- INSTRUCTIONS FOR THE TASK -
Copy all the material that follows, keeping every character the same.

- GIVEN RECORDS -
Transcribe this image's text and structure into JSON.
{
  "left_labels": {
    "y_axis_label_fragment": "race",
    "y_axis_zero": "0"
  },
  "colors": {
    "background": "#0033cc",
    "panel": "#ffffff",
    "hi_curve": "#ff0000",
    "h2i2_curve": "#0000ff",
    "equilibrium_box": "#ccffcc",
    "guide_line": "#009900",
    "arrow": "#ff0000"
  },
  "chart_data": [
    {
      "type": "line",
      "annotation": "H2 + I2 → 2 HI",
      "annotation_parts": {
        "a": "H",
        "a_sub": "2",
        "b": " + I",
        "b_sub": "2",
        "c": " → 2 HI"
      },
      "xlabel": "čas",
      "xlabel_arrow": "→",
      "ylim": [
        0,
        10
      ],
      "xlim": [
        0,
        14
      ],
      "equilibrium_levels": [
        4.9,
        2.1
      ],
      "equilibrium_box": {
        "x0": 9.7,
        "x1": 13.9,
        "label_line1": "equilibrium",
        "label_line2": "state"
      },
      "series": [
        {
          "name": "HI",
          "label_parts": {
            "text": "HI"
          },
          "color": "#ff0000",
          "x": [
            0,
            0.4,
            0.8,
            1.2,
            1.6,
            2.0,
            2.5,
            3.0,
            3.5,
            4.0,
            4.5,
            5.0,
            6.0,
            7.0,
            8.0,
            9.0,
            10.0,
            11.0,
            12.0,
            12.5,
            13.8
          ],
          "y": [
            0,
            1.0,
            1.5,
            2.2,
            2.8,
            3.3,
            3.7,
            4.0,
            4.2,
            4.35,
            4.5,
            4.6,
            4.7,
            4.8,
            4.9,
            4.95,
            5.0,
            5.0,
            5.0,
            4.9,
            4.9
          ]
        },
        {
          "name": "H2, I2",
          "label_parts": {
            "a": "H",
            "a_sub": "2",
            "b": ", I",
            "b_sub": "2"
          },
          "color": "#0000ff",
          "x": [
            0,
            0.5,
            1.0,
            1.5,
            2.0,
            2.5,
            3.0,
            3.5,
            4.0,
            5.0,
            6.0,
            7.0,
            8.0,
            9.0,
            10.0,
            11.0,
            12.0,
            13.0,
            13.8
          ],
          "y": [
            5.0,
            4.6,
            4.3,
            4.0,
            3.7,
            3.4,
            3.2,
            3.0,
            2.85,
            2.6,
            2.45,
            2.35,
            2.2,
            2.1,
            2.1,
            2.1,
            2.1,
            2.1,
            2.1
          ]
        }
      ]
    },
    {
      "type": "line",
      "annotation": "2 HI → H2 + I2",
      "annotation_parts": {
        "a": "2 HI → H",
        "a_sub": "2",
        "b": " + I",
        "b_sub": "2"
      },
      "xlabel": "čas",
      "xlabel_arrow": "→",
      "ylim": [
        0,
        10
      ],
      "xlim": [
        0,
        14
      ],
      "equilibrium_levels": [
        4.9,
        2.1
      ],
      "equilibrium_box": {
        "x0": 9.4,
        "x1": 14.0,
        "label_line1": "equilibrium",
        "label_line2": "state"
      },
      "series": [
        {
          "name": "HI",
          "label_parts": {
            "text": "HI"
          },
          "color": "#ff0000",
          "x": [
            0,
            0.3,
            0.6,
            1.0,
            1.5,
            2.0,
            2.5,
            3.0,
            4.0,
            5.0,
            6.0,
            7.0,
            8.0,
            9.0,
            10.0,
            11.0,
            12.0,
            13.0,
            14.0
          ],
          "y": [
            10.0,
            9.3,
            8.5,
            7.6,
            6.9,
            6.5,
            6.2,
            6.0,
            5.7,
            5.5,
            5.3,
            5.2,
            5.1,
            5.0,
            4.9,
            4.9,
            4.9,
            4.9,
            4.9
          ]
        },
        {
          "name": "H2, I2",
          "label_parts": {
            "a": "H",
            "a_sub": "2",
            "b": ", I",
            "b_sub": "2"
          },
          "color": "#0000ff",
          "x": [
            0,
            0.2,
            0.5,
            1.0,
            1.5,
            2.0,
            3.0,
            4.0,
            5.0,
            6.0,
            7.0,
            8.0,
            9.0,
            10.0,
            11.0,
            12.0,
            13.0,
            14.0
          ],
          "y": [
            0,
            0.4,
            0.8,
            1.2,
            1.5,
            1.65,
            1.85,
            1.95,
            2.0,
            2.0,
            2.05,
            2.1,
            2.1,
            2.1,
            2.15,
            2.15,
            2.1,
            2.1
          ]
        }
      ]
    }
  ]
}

- TASK SOLUTION -
Transcribe this image's text and structure into JSON.
{
  "left_labels": {
    "y_axis_label_fragment": "race",
    "y_axis_zero": "0"
  },
  "colors": {
    "background": "#0033cc",
    "panel": "#ffffff",
    "hi_curve": "#ff0000",
    "h2i2_curve": "#0000ff",
    "equilibrium_box": "#ccffcc",
    "guide_line": "#009900",
    "arrow": "#ff0000"
  },
  "chart_data": [
    {
      "type": "line",
      "annotation": "H2 + I2 → 2 HI",
      "annotation_parts": {
        "a": "H",
        "a_sub": "2",
        "b": " + I",
        "b_sub": "2",
        "c": " → 2 HI"
      },
      "xlabel": "čas",
      "xlabel_arrow": "→",
      "ylim": [
        0,
        10
      ],
      "xlim": [
        0,
        14
      ],
      "equilibrium_levels": [
        4.9,
        2.1
      ],
      "equilibrium_box": {
        "x0": 9.7,
        "x1": 13.9,
        "label_line1": "equilibrium",
        "label_line2": "state"
      },
      "series": [
        {
          "name": "HI",
          "label_parts": {
            "text": "HI"
          },
          "color": "#ff0000",
          "x": [
            0,
            0.4,
            0.8,
            1.2,
            1.6,
            2.0,
            2.5,
            3.0,
            3.5,
            4.0,
            4.5,
            5.0,
            6.0,
            7.0,
            8.0,
            9.0,
            10.0,
            11.0,
            12.0,
            12.5,
            13.8
          ],
          "y": [
            0,
            1.0,
            1.5,
            2.2,
            2.8,
            3.3,
            3.7,
            4.0,
            4.2,
            4.35,
            4.5,
            4.6,
            4.7,
            4.8,
            4.9,
            4.95,
            5.0,
            5.0,
            5.0,
            4.9,
            4.9
          ]
        },
        {
          "name": "H2, I2",
          "label_parts": {
            "a": "H",
            "a_sub": "2",
            "b": ", I",
            "b_sub": "2"
          },
          "color": "#0000ff",
          "x": [
            0,
            0.5,
            1.0,
            1.5,
            2.0,
            2.5,
            3.0,
            3.5,
            4.0,
            5.0,
            6.0,
            7.0,
            8.0,
            9.0,
            10.0,
            11.0,
            12.0,
            13.0,
            13.8
          ],
          "y": [
            5.0,
            4.6,
            4.3,
            4.0,
            3.7,
            3.4,
            3.2,
            3.0,
            2.85,
            2.6,
            2.45,
            2.35,
            2.2,
            2.1,
            2.1,
            2.1,
            2.1,
            2.1,
            2.1
          ]
        }
      ]
    },
    {
      "type": "line",
      "annotation": "2 HI → H2 + I2",
      "annotation_parts": {
        "a": "2 HI → H",
        "a_sub": "2",
        "b": " + I",
        "b_sub": "2"
      },
      "xlabel": "čas",
      "xlabel_arrow": "→",
      "ylim": [
        0,
        10
      ],
      "xlim": [
        0,
        14
      ],
      "equilibrium_levels": [
        4.9,
        2.1
      ],
      "equilibrium_box": {
        "x0": 9.4,
        "x1": 14.0,
        "label_line1": "equilibrium",
        "label_line2": "state"
      },
      "series": [
        {
          "name": "HI",
          "label_parts": {
            "text": "HI"
          },
          "color": "#ff0000",
          "x": [
            0,
            0.3,
            0.6,
            1.0,
            1.5,
            2.0,
            2.5,
            3.0,
            4.0,
            5.0,
            6.0,
            7.0,
            8.0,
            9.0,
            10.0,
            11.0,
            12.0,
            13.0,
            14.0
          ],
          "y": [
            10.0,
            9.3,
            8.5,
            7.6,
            6.9,
            6.5,
            6.2,
            6.0,
            5.7,
            5.5,
            5.3,
            5.2,
            5.1,
            5.0,
            4.9,
            4.9,
            4.9,
            4.9,
            4.9
          ]
        },
        {
          "name": "H2, I2",
          "label_parts": {
            "a": "H",
            "a_sub": "2",
            "b": ", I",
            "b_sub": "2"
          },
          "color": "#0000ff",
          "x": [
            0,
            0.2,
            0.5,
            1.0,
            1.5,
            2.0,
            3.0,
            4.0,
            5.0,
            6.0,
            7.0,
            8.0,
            9.0,
            10.0,
            11.0,
            12.0,
            13.0,
            14.0
          ],
          "y": [
            0,
            0.4,
            0.8,
            1.2,
            1.5,
            1.65,
            1.85,
            1.95,
            2.0,
            2.0,
            2.05,
            2.1,
            2.1,
            2.1,
            2.15,
            2.15,
            2.1,
            2.1
          ]
        }
      ]
    }
  ]
}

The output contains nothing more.